** start INPUT DATA **
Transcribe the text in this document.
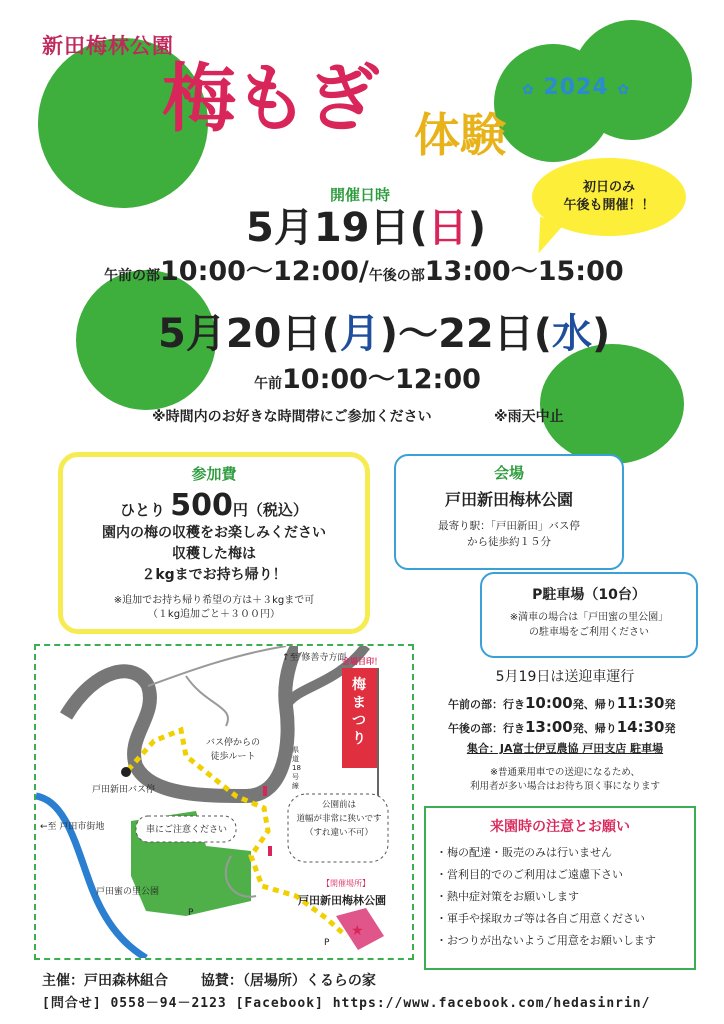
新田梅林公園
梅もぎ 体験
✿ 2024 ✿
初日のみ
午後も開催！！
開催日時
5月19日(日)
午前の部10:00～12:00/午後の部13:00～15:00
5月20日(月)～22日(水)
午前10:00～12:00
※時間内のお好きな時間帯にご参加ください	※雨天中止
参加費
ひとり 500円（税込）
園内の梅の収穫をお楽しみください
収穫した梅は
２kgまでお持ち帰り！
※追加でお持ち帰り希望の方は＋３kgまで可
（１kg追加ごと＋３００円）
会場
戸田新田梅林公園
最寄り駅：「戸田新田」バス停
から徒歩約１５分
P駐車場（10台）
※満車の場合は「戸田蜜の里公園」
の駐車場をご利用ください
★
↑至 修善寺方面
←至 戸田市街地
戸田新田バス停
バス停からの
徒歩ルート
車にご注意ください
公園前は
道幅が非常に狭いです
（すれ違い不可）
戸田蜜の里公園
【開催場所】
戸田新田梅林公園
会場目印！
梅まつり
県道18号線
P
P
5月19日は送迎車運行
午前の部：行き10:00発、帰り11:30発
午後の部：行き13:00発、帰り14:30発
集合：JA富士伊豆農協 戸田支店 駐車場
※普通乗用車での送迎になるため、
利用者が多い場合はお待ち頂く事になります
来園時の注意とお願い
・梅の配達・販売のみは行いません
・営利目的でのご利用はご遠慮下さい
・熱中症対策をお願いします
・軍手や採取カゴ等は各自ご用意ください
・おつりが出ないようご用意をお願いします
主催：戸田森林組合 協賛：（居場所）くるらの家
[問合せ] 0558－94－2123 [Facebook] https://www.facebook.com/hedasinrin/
** end INPUT DATA **
DIRECTIVE: Keep the pictures out and write out the records exactly.

EXERCISE ANSWER:
Transcribe the text in this document.
新田梅林公園
梅もぎ 体験
✿ 2024 ✿
初日のみ
午後も開催！！
開催日時
5月19日(日)
午前の部10:00～12:00/午後の部13:00～15:00
5月20日(月)～22日(水)
午前10:00～12:00
※時間内のお好きな時間帯にご参加ください	※雨天中止
参加費
ひとり 500円（税込）
園内の梅の収穫をお楽しみください
収穫した梅は
２kgまでお持ち帰り！
※追加でお持ち帰り希望の方は＋３kgまで可
（１kg追加ごと＋３００円）
会場
戸田新田梅林公園
最寄り駅：「戸田新田」バス停
から徒歩約１５分
P駐車場（10台）
※満車の場合は「戸田蜜の里公園」
の駐車場をご利用ください
★
↑至 修善寺方面
←至 戸田市街地
戸田新田バス停
バス停からの
徒歩ルート
車にご注意ください
公園前は
道幅が非常に狭いです
（すれ違い不可）
戸田蜜の里公園
【開催場所】
戸田新田梅林公園
会場目印！
梅まつり
県道18号線
P
P
5月19日は送迎車運行
午前の部：行き10:00発、帰り11:30発
午後の部：行き13:00発、帰り14:30発
集合：JA富士伊豆農協 戸田支店 駐車場
※普通乗用車での送迎になるため、
利用者が多い場合はお待ち頂く事になります
来園時の注意とお願い
・梅の配達・販売のみは行いません
・営利目的でのご利用はご遠慮下さい
・熱中症対策をお願いします
・軍手や採取カゴ等は各自ご用意ください
・おつりが出ないようご用意をお願いします
主催：戸田森林組合 協賛：（居場所）くるらの家
[問合せ] 0558－94－2123 [Facebook] https://www.facebook.com/hedasinrin/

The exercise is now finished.